GIVEN ENTRIES
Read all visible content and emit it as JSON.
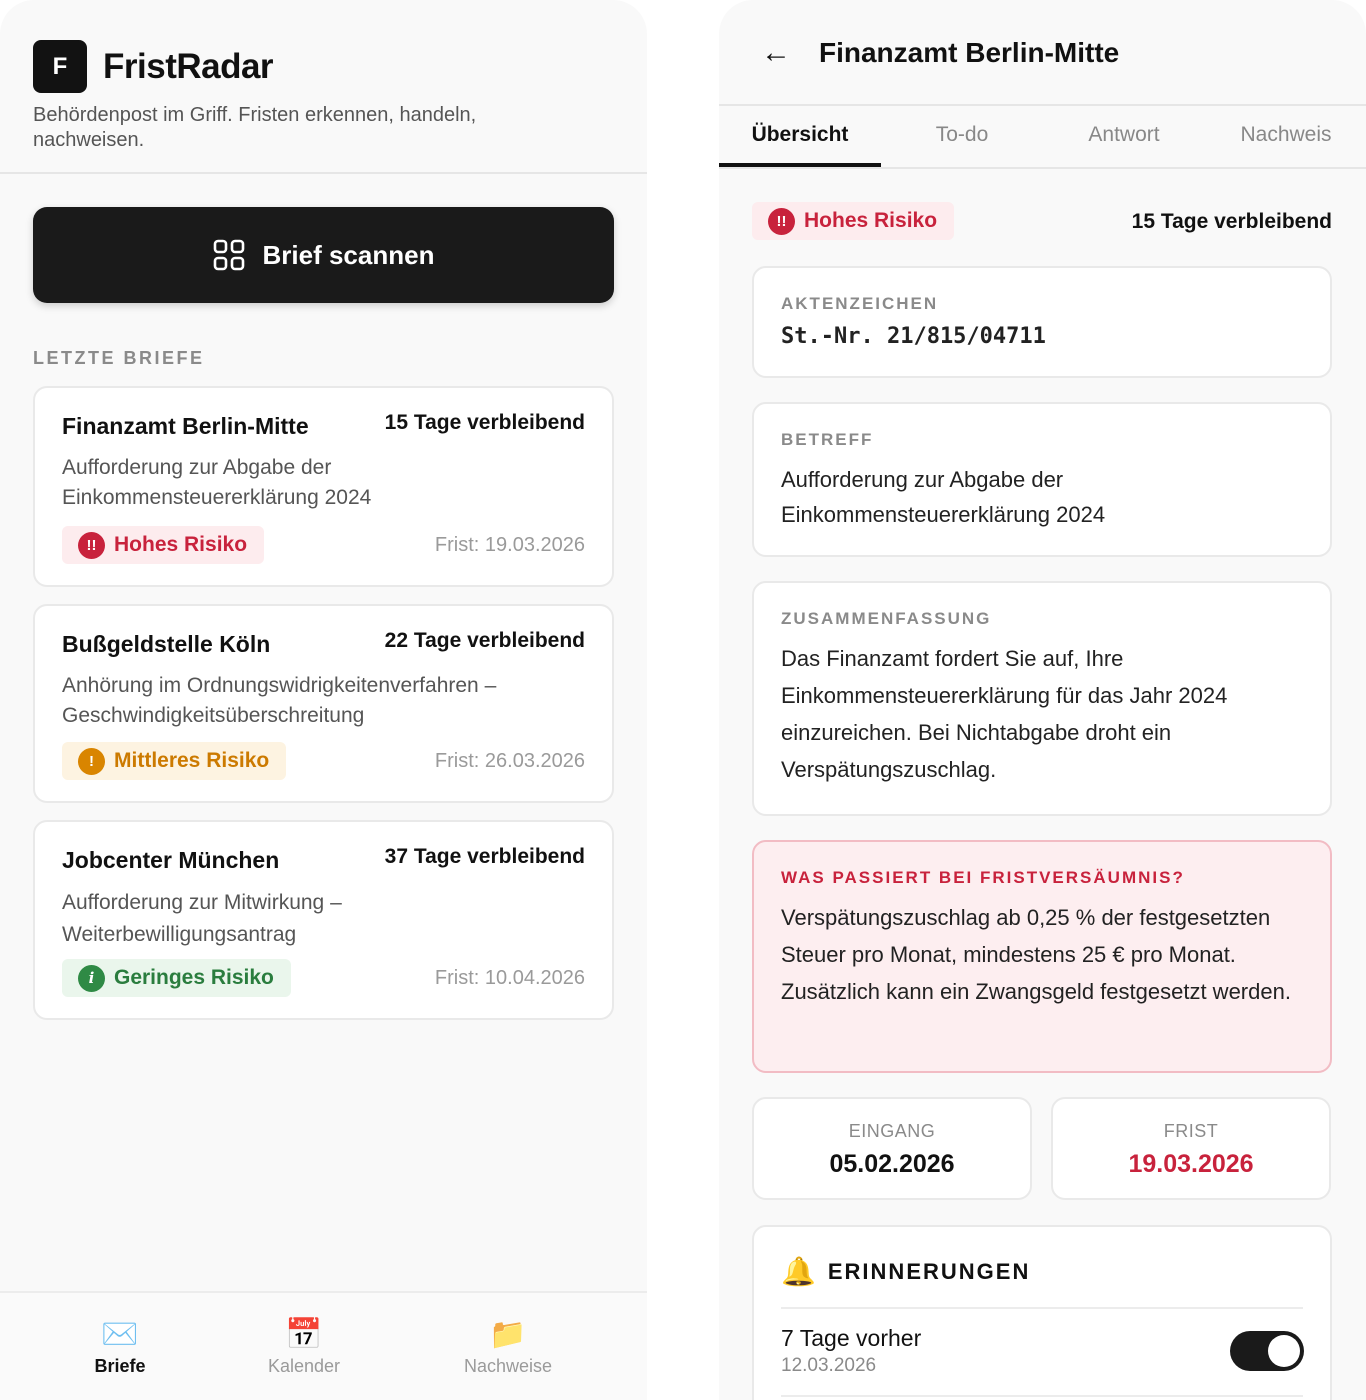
{
  "app": {
    "logo_letter": "F",
    "name": "FristRadar",
    "tagline": "Behördenpost im Griff. Fristen erkennen, handeln, nachweisen."
  },
  "scan_button": {
    "label": "Brief scannen",
    "icon": "scan-icon"
  },
  "recent": {
    "section_label": "LETZTE BRIEFE",
    "letters": [
      {
        "sender": "Finanzamt Berlin-Mitte",
        "remaining": "15 Tage verbleibend",
        "subject": "Aufforderung zur Abgabe der Einkommensteuererklärung 2024",
        "risk_label": "Hohes Risiko",
        "risk_icon": "!!",
        "deadline": "Frist: 19.03.2026"
      },
      {
        "sender": "Bußgeldstelle Köln",
        "remaining": "22 Tage verbleibend",
        "subject": "Anhörung im Ordnungswidrigkeitenverfahren – Geschwindigkeitsüberschreitung",
        "risk_label": "Mittleres Risiko",
        "risk_icon": "!",
        "deadline": "Frist: 26.03.2026"
      },
      {
        "sender": "Jobcenter München",
        "remaining": "37 Tage verbleibend",
        "subject": "Aufforderung zur Mitwirkung – Weiterbewilligungsantrag",
        "risk_label": "Geringes Risiko",
        "risk_icon": "i",
        "deadline": "Frist: 10.04.2026"
      }
    ]
  },
  "tabbar": {
    "items": [
      {
        "icon": "✉️",
        "label": "Briefe",
        "active": true
      },
      {
        "icon": "📅",
        "label": "Kalender",
        "active": false
      },
      {
        "icon": "📁",
        "label": "Nachweise",
        "active": false
      }
    ]
  },
  "detail": {
    "back_icon": "←",
    "title": "Finanzamt Berlin-Mitte",
    "tabs": [
      "Übersicht",
      "To-do",
      "Antwort",
      "Nachweis"
    ],
    "active_tab": "Übersicht",
    "risk_label": "Hohes Risiko",
    "risk_icon": "!!",
    "remaining": "15 Tage verbleibend",
    "aktenzeichen": {
      "caption": "AKTENZEICHEN",
      "value": "St.-Nr. 21/815/04711"
    },
    "betreff": {
      "caption": "BETREFF",
      "value": "Aufforderung zur Abgabe der Einkommensteuererklärung 2024"
    },
    "zusammenfassung": {
      "caption": "ZUSAMMENFASSUNG",
      "value": "Das Finanzamt fordert Sie auf, Ihre Einkommensteuererklärung für das Jahr 2024 einzureichen. Bei Nichtabgabe droht ein Verspätungszuschlag."
    },
    "warning": {
      "caption": "WAS PASSIERT BEI FRISTVERSÄUMNIS?",
      "value": "Verspätungszuschlag ab 0,25 % der festgesetzten Steuer pro Monat, mindestens 25 € pro Monat. Zusätzlich kann ein Zwangsgeld festgesetzt werden."
    },
    "eingang": {
      "label": "EINGANG",
      "value": "05.02.2026"
    },
    "frist": {
      "label": "FRIST",
      "value": "19.03.2026"
    },
    "reminders": {
      "icon": "🔔",
      "title": "ERINNERUNGEN",
      "items": [
        {
          "label": "7 Tage vorher",
          "date": "12.03.2026",
          "enabled": true
        }
      ]
    }
  },
  "colors": {
    "risk_high": "#c8223c",
    "risk_medium": "#d98500",
    "risk_low": "#2f8a45",
    "primary_dark": "#1a1a1a"
  }
}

INSTRUCTION
Word for word, quote the full listing, omitting every picture.

TASK RESPONSE
Read all visible content and emit it as JSON.
{
  "app": {
    "logo_letter": "F",
    "name": "FristRadar",
    "tagline": "Behördenpost im Griff. Fristen erkennen, handeln, nachweisen."
  },
  "scan_button": {
    "label": "Brief scannen",
    "icon": "scan-icon"
  },
  "recent": {
    "section_label": "LETZTE BRIEFE",
    "letters": [
      {
        "sender": "Finanzamt Berlin-Mitte",
        "remaining": "15 Tage verbleibend",
        "subject": "Aufforderung zur Abgabe der Einkommensteuererklärung 2024",
        "risk_label": "Hohes Risiko",
        "risk_icon": "!!",
        "deadline": "Frist: 19.03.2026"
      },
      {
        "sender": "Bußgeldstelle Köln",
        "remaining": "22 Tage verbleibend",
        "subject": "Anhörung im Ordnungswidrigkeitenverfahren – Geschwindigkeitsüberschreitung",
        "risk_label": "Mittleres Risiko",
        "risk_icon": "!",
        "deadline": "Frist: 26.03.2026"
      },
      {
        "sender": "Jobcenter München",
        "remaining": "37 Tage verbleibend",
        "subject": "Aufforderung zur Mitwirkung – Weiterbewilligungsantrag",
        "risk_label": "Geringes Risiko",
        "risk_icon": "i",
        "deadline": "Frist: 10.04.2026"
      }
    ]
  },
  "tabbar": {
    "items": [
      {
        "icon": "✉️",
        "label": "Briefe",
        "active": true
      },
      {
        "icon": "📅",
        "label": "Kalender",
        "active": false
      },
      {
        "icon": "📁",
        "label": "Nachweise",
        "active": false
      }
    ]
  },
  "detail": {
    "back_icon": "←",
    "title": "Finanzamt Berlin-Mitte",
    "tabs": [
      "Übersicht",
      "To-do",
      "Antwort",
      "Nachweis"
    ],
    "active_tab": "Übersicht",
    "risk_label": "Hohes Risiko",
    "risk_icon": "!!",
    "remaining": "15 Tage verbleibend",
    "aktenzeichen": {
      "caption": "AKTENZEICHEN",
      "value": "St.-Nr. 21/815/04711"
    },
    "betreff": {
      "caption": "BETREFF",
      "value": "Aufforderung zur Abgabe der Einkommensteuererklärung 2024"
    },
    "zusammenfassung": {
      "caption": "ZUSAMMENFASSUNG",
      "value": "Das Finanzamt fordert Sie auf, Ihre Einkommensteuererklärung für das Jahr 2024 einzureichen. Bei Nichtabgabe droht ein Verspätungszuschlag."
    },
    "warning": {
      "caption": "WAS PASSIERT BEI FRISTVERSÄUMNIS?",
      "value": "Verspätungszuschlag ab 0,25 % der festgesetzten Steuer pro Monat, mindestens 25 € pro Monat. Zusätzlich kann ein Zwangsgeld festgesetzt werden."
    },
    "eingang": {
      "label": "EINGANG",
      "value": "05.02.2026"
    },
    "frist": {
      "label": "FRIST",
      "value": "19.03.2026"
    },
    "reminders": {
      "icon": "🔔",
      "title": "ERINNERUNGEN",
      "items": [
        {
          "label": "7 Tage vorher",
          "date": "12.03.2026",
          "enabled": true
        }
      ]
    }
  },
  "colors": {
    "risk_high": "#c8223c",
    "risk_medium": "#d98500",
    "risk_low": "#2f8a45",
    "primary_dark": "#1a1a1a"
  }
}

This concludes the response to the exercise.